### Your objective
Copy each of the rows below word for word. Keep every line unchanged and in its original order.

### Data items
----

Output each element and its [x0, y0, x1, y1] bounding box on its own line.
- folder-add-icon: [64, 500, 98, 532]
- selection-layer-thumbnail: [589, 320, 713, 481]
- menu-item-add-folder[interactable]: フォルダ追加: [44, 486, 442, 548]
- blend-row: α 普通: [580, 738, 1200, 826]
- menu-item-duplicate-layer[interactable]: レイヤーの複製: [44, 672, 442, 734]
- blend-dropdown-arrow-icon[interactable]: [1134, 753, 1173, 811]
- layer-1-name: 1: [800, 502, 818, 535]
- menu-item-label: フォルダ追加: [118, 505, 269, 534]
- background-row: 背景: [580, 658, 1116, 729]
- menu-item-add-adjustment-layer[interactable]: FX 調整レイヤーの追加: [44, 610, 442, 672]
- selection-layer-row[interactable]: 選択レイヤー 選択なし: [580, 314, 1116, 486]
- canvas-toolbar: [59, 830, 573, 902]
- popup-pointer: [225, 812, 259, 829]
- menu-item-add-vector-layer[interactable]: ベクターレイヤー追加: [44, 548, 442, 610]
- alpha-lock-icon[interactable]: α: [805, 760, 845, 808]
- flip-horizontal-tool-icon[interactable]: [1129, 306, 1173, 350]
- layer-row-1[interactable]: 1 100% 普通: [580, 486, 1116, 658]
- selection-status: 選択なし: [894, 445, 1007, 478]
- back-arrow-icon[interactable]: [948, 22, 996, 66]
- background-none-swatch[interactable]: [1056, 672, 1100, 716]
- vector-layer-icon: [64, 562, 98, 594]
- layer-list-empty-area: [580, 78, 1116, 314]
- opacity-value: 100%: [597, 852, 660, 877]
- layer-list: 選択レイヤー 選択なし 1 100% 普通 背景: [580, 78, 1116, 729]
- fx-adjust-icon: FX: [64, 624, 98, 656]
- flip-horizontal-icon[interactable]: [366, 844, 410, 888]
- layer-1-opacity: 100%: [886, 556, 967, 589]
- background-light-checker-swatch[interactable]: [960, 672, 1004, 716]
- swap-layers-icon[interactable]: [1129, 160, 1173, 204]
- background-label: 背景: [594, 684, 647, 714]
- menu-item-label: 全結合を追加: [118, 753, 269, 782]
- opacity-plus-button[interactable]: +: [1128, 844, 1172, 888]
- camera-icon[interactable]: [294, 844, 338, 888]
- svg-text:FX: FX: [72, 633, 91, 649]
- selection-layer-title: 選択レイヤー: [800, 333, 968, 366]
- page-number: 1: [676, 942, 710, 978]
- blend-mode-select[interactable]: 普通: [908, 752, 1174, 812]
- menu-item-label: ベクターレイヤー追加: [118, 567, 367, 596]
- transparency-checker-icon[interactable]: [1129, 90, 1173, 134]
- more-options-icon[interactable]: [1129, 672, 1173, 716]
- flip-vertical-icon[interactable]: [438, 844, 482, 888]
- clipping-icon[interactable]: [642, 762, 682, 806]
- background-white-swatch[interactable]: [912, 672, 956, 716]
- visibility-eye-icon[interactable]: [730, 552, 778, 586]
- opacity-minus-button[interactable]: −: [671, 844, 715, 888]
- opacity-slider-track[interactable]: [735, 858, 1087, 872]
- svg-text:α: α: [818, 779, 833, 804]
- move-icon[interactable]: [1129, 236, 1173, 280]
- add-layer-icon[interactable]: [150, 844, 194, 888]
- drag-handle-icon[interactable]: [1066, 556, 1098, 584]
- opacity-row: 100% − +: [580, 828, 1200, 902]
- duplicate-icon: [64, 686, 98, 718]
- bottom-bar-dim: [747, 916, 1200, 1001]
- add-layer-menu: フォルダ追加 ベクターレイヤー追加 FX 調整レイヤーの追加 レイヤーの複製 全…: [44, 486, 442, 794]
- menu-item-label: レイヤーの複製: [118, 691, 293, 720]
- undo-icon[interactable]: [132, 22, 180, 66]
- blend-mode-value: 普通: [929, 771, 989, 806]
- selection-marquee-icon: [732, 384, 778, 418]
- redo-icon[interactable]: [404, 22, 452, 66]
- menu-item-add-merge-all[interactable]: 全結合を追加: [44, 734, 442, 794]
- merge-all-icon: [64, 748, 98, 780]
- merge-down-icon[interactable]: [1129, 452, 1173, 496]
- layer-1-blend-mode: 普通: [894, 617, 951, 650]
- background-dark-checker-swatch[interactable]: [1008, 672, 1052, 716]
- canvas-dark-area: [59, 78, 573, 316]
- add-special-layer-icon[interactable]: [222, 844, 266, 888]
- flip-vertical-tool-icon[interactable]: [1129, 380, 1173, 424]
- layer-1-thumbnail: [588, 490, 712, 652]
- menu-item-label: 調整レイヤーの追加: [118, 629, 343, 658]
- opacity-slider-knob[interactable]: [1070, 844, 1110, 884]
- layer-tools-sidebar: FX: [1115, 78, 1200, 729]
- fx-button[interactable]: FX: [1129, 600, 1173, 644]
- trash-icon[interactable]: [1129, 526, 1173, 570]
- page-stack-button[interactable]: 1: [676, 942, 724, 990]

----

### Written response
Output each element and its [x0, y0, x1, y1] bounding box on its own line.
- folder-add-icon: [64, 500, 98, 532]
- selection-layer-thumbnail: [589, 320, 713, 481]
- menu-item-add-folder[interactable]: フォルダ追加: [44, 486, 442, 548]
- blend-row: α 普通: [580, 738, 1200, 826]
- menu-item-duplicate-layer[interactable]: レイヤーの複製: [44, 672, 442, 734]
- blend-dropdown-arrow-icon[interactable]: [1134, 753, 1173, 811]
- layer-1-name: 1: [800, 502, 818, 535]
- menu-item-label: フォルダ追加: [118, 505, 269, 534]
- background-row: 背景: [580, 658, 1116, 729]
- menu-item-add-adjustment-layer[interactable]: FX 調整レイヤーの追加: [44, 610, 442, 672]
- selection-layer-row[interactable]: 選択レイヤー 選択なし: [580, 314, 1116, 486]
- canvas-toolbar: [59, 830, 573, 902]
- popup-pointer: [225, 812, 259, 829]
- menu-item-add-vector-layer[interactable]: ベクターレイヤー追加: [44, 548, 442, 610]
- alpha-lock-icon[interactable]: α: [805, 760, 845, 808]
- flip-horizontal-tool-icon[interactable]: [1129, 306, 1173, 350]
- layer-row-1[interactable]: 1 100% 普通: [580, 486, 1116, 658]
- selection-status: 選択なし: [894, 445, 1007, 478]
- back-arrow-icon[interactable]: [948, 22, 996, 66]
- background-none-swatch[interactable]: [1056, 672, 1100, 716]
- vector-layer-icon: [64, 562, 98, 594]
- layer-list-empty-area: [580, 78, 1116, 314]
- opacity-value: 100%: [597, 852, 660, 877]
- layer-list: 選択レイヤー 選択なし 1 100% 普通 背景: [580, 78, 1116, 729]
- fx-adjust-icon: FX: [64, 624, 98, 656]
- flip-horizontal-icon[interactable]: [366, 844, 410, 888]
- layer-1-opacity: 100%: [886, 556, 967, 589]
- background-light-checker-swatch[interactable]: [960, 672, 1004, 716]
- swap-layers-icon[interactable]: [1129, 160, 1173, 204]
- background-label: 背景: [594, 684, 647, 714]
- menu-item-label: 全結合を追加: [118, 753, 269, 782]
- opacity-plus-button[interactable]: +: [1128, 844, 1172, 888]
- camera-icon[interactable]: [294, 844, 338, 888]
- svg-text:FX: FX: [72, 633, 91, 649]
- selection-layer-title: 選択レイヤー: [800, 333, 968, 366]
- page-number: 1: [676, 942, 710, 978]
- blend-mode-select[interactable]: 普通: [908, 752, 1174, 812]
- menu-item-label: ベクターレイヤー追加: [118, 567, 367, 596]
- transparency-checker-icon[interactable]: [1129, 90, 1173, 134]
- more-options-icon[interactable]: [1129, 672, 1173, 716]
- flip-vertical-icon[interactable]: [438, 844, 482, 888]
- clipping-icon[interactable]: [642, 762, 682, 806]
- background-white-swatch[interactable]: [912, 672, 956, 716]
- visibility-eye-icon[interactable]: [730, 552, 778, 586]
- opacity-minus-button[interactable]: −: [671, 844, 715, 888]
- opacity-slider-track[interactable]: [735, 858, 1087, 872]
- svg-text:α: α: [818, 779, 833, 804]
- move-icon[interactable]: [1129, 236, 1173, 280]
- add-layer-icon[interactable]: [150, 844, 194, 888]
- drag-handle-icon[interactable]: [1066, 556, 1098, 584]
- opacity-row: 100% − +: [580, 828, 1200, 902]
- duplicate-icon: [64, 686, 98, 718]
- bottom-bar-dim: [747, 916, 1200, 1001]
- add-layer-menu: フォルダ追加 ベクターレイヤー追加 FX 調整レイヤーの追加 レイヤーの複製 全…: [44, 486, 442, 794]
- menu-item-label: レイヤーの複製: [118, 691, 293, 720]
- undo-icon[interactable]: [132, 22, 180, 66]
- blend-mode-value: 普通: [929, 771, 989, 806]
- selection-marquee-icon: [732, 384, 778, 418]
- redo-icon[interactable]: [404, 22, 452, 66]
- menu-item-add-merge-all[interactable]: 全結合を追加: [44, 734, 442, 794]
- merge-all-icon: [64, 748, 98, 780]
- merge-down-icon[interactable]: [1129, 452, 1173, 496]
- layer-1-blend-mode: 普通: [894, 617, 951, 650]
- background-dark-checker-swatch[interactable]: [1008, 672, 1052, 716]
- canvas-dark-area: [59, 78, 573, 316]
- add-special-layer-icon[interactable]: [222, 844, 266, 888]
- flip-vertical-tool-icon[interactable]: [1129, 380, 1173, 424]
- layer-1-thumbnail: [588, 490, 712, 652]
- menu-item-label: 調整レイヤーの追加: [118, 629, 343, 658]
- opacity-slider-knob[interactable]: [1070, 844, 1110, 884]
- layer-tools-sidebar: FX: [1115, 78, 1200, 729]
- fx-button[interactable]: FX: [1129, 600, 1173, 644]
- trash-icon[interactable]: [1129, 526, 1173, 570]
- page-stack-button[interactable]: 1: [676, 942, 724, 990]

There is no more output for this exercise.